(Stored records)
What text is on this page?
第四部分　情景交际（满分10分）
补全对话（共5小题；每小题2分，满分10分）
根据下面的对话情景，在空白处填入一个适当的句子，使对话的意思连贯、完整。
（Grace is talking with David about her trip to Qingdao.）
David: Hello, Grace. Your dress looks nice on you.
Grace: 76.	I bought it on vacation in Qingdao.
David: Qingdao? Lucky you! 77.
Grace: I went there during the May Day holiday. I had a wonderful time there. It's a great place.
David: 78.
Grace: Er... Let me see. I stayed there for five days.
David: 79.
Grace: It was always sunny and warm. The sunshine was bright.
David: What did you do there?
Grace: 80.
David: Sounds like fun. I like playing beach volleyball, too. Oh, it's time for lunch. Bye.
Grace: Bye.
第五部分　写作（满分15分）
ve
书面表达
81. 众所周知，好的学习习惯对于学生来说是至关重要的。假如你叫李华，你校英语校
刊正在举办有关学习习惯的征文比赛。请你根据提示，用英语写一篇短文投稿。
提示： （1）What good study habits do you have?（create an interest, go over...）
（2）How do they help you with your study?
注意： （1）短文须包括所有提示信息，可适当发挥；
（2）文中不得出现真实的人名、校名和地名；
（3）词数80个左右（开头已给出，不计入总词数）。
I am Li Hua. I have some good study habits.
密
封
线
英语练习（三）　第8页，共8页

TASK PROMPT:
Locate each line containing the string "with" and show it.

EXERCISE SOLUTION:
（Grace is talking with David about her trip to Qingdao.）
（2）How do they help you with your study?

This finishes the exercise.